STATED EXERCISE: Copy out every line that contains the word "structured".

--

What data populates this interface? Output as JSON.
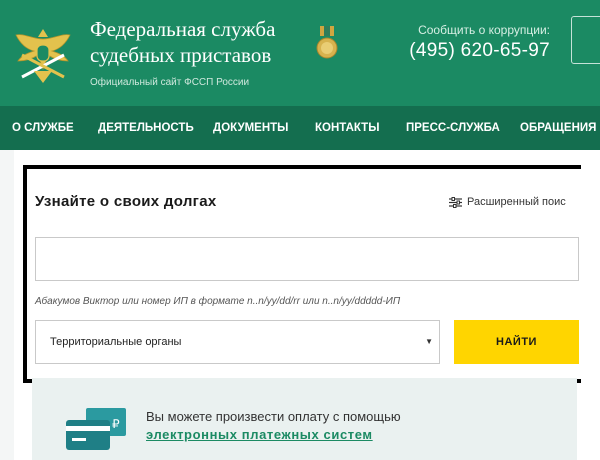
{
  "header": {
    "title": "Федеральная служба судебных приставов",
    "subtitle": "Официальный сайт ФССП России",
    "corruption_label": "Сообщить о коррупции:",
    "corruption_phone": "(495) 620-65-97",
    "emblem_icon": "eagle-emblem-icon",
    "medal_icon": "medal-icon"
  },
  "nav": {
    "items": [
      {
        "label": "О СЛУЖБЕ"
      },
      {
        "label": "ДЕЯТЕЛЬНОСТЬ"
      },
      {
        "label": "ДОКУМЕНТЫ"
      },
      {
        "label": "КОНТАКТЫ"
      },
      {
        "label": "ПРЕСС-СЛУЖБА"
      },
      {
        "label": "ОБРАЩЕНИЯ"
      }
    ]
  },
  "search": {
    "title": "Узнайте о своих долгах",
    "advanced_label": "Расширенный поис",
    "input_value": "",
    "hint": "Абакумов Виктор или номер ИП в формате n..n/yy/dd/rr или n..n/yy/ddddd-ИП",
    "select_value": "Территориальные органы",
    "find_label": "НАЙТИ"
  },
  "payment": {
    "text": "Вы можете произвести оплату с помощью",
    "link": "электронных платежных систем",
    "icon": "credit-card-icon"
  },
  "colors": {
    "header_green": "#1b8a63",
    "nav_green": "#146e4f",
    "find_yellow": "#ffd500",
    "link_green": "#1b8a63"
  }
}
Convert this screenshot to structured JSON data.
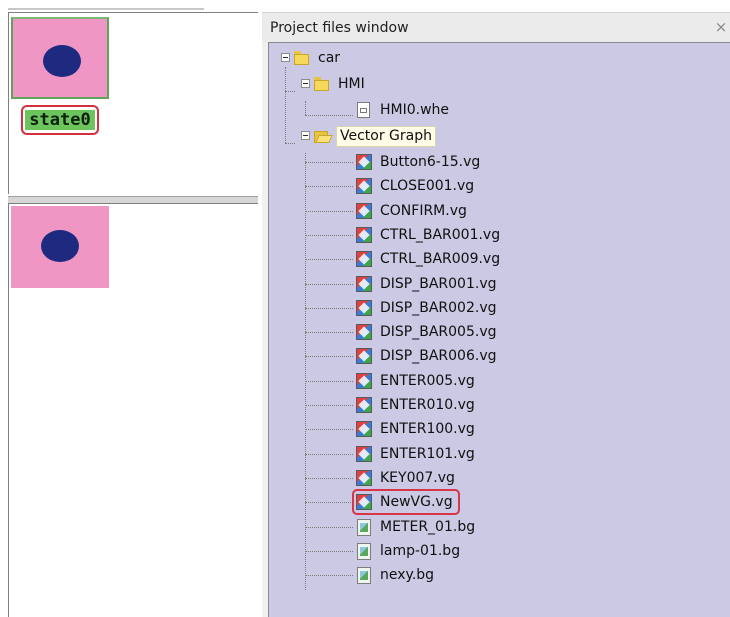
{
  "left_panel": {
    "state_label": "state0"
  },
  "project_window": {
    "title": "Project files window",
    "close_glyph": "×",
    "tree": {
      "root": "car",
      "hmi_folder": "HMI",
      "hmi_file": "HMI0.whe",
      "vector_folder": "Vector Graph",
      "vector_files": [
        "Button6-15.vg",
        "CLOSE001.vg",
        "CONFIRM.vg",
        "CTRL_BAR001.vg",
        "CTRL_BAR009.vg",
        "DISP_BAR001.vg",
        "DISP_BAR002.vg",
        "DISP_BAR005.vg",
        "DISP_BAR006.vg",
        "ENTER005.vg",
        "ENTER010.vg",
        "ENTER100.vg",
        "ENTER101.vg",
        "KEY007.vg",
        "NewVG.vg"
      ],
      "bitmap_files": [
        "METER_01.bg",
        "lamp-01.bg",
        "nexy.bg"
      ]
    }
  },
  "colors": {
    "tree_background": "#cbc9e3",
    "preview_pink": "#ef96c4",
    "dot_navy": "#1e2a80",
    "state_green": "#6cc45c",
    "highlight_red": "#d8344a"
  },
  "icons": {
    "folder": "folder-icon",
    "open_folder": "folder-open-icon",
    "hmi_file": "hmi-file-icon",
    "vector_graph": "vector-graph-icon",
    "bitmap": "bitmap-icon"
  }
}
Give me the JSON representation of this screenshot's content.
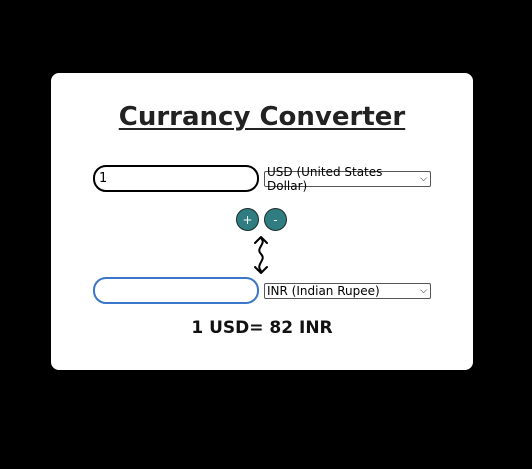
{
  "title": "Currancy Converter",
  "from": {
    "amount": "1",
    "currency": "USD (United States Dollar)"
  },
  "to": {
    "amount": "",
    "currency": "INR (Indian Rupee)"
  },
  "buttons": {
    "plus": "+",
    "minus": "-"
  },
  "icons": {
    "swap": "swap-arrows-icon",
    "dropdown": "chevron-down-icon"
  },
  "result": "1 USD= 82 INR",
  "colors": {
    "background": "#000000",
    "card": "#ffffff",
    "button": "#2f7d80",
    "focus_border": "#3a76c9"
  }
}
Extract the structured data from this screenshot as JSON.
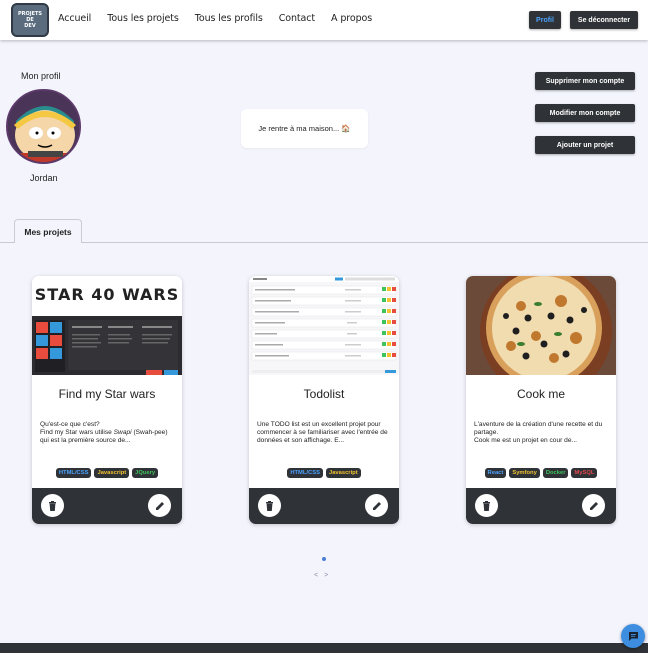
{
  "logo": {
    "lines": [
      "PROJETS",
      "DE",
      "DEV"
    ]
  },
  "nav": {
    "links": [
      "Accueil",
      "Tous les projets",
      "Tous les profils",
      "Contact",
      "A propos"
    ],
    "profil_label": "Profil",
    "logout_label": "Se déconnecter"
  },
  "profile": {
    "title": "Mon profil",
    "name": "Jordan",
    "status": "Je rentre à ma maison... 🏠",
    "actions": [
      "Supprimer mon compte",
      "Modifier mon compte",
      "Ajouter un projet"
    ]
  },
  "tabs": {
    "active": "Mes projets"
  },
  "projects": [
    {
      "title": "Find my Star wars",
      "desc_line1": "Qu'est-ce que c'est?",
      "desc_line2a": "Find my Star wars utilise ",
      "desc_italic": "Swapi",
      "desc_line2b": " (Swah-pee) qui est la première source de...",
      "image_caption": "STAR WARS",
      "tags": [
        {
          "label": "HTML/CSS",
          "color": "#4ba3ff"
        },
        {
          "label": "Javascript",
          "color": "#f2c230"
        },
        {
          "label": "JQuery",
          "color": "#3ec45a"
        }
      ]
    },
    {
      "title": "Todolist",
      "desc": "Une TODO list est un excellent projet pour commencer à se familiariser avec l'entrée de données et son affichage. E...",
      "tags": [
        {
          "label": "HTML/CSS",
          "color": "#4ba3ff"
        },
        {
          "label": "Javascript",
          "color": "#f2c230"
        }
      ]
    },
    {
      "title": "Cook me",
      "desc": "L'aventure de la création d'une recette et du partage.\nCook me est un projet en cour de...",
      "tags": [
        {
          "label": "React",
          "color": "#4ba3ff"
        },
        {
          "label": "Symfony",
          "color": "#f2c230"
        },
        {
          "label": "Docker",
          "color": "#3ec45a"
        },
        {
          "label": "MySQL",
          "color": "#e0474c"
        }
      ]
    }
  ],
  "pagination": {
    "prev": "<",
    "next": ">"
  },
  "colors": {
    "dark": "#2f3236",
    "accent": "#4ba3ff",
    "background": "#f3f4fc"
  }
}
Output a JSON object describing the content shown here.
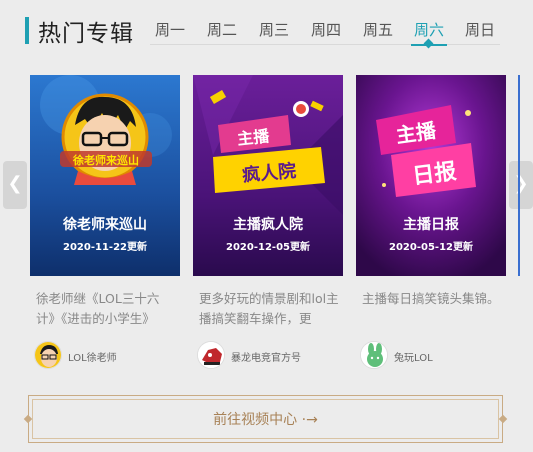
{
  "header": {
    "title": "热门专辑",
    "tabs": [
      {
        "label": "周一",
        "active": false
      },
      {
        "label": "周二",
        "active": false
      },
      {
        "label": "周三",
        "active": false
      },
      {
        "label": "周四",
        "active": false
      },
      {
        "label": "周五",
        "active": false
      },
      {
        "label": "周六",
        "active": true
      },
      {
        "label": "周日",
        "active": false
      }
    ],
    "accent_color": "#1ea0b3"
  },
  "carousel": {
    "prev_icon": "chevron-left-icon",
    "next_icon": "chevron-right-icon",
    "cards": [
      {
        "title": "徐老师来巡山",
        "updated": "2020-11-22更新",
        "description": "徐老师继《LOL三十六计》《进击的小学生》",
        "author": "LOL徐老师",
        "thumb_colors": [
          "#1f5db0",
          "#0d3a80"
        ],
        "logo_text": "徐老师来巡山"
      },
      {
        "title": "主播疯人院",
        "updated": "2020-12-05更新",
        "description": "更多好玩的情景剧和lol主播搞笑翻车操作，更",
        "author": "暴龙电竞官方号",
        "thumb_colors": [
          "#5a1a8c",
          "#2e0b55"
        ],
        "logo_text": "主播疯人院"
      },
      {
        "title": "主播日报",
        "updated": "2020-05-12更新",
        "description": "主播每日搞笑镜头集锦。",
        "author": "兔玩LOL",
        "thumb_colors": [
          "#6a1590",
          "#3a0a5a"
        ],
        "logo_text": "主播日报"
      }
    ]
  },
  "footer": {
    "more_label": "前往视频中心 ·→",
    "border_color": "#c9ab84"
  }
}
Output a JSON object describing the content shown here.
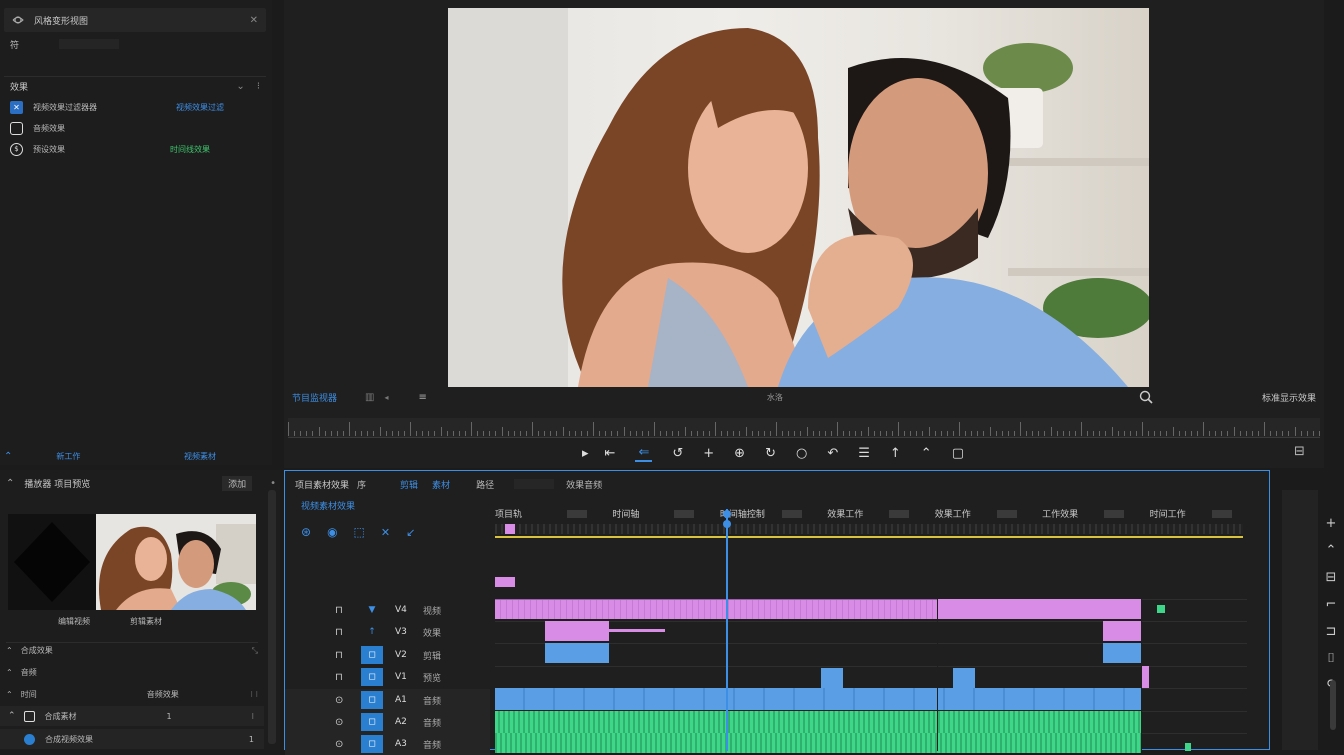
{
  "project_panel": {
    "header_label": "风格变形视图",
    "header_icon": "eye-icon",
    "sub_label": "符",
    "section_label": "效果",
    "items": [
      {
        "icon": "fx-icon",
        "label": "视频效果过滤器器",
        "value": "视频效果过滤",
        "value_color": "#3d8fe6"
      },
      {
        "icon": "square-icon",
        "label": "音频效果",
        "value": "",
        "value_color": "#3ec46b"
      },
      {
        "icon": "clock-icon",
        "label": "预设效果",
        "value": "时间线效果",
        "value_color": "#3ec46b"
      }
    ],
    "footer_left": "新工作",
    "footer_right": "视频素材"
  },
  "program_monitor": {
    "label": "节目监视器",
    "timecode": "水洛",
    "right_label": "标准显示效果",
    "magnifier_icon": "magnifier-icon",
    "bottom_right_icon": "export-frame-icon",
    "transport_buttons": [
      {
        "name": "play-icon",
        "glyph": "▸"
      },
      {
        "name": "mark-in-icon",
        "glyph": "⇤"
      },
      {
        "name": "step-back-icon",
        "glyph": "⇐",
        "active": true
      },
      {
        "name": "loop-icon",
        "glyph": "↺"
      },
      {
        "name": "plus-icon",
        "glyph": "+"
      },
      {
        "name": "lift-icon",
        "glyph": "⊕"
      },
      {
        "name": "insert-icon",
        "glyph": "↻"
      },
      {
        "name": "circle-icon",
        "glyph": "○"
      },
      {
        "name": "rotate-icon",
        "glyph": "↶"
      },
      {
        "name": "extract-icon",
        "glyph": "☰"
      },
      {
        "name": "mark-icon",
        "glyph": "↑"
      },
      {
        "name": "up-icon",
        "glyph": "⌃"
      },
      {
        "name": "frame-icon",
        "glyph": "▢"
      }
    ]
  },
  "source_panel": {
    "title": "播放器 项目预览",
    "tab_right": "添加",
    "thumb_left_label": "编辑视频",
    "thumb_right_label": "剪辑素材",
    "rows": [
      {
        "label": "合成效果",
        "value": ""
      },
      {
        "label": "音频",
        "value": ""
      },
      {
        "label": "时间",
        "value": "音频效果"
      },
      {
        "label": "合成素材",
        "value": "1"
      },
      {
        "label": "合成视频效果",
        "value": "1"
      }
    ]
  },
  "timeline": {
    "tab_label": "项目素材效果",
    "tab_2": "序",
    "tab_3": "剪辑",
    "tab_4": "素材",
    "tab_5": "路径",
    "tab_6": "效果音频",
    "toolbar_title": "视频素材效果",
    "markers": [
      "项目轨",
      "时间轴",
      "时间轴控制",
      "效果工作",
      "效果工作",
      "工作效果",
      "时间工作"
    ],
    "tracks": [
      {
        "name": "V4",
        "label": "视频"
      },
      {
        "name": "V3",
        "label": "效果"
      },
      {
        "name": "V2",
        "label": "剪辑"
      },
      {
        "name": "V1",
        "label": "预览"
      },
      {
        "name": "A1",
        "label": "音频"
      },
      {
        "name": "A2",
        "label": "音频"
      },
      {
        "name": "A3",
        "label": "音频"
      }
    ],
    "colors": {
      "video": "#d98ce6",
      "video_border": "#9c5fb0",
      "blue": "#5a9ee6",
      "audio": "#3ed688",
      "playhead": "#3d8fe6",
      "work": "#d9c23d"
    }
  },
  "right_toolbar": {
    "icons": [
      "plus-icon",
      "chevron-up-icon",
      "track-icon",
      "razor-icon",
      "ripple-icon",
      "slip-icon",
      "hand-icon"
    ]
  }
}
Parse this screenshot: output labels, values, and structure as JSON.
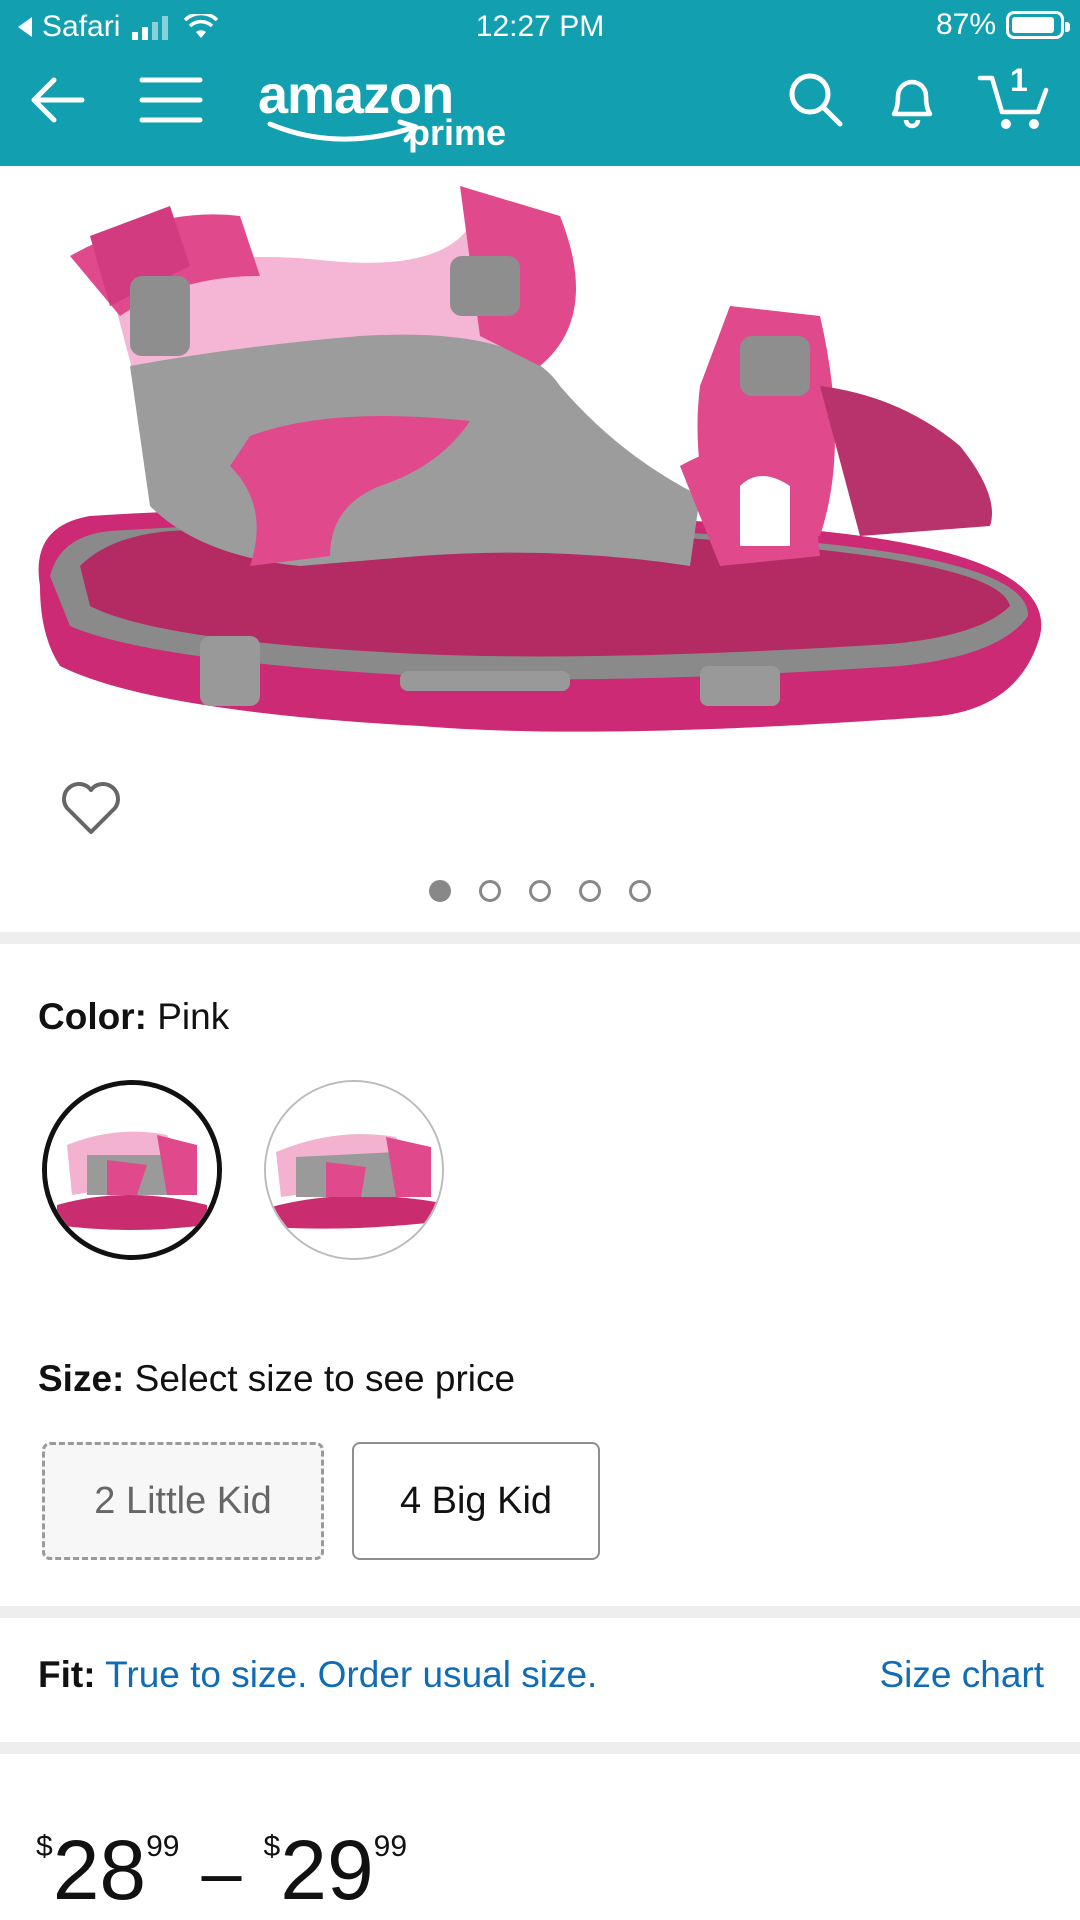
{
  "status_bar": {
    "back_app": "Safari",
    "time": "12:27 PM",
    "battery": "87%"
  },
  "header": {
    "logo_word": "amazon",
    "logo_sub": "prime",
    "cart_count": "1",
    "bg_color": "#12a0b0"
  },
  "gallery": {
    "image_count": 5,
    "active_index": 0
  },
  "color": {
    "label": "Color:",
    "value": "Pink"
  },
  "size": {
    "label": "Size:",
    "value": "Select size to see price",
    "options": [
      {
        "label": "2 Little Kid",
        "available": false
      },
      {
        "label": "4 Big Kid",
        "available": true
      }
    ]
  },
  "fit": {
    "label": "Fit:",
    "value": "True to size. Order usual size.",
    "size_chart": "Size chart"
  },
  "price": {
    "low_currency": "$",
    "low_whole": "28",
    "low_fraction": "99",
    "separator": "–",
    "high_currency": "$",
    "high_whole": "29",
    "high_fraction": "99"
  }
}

--

EXERCISE RESPONSE:
Convert this screenshot to structured JSON data.
Extract the structured data from this screenshot as JSON.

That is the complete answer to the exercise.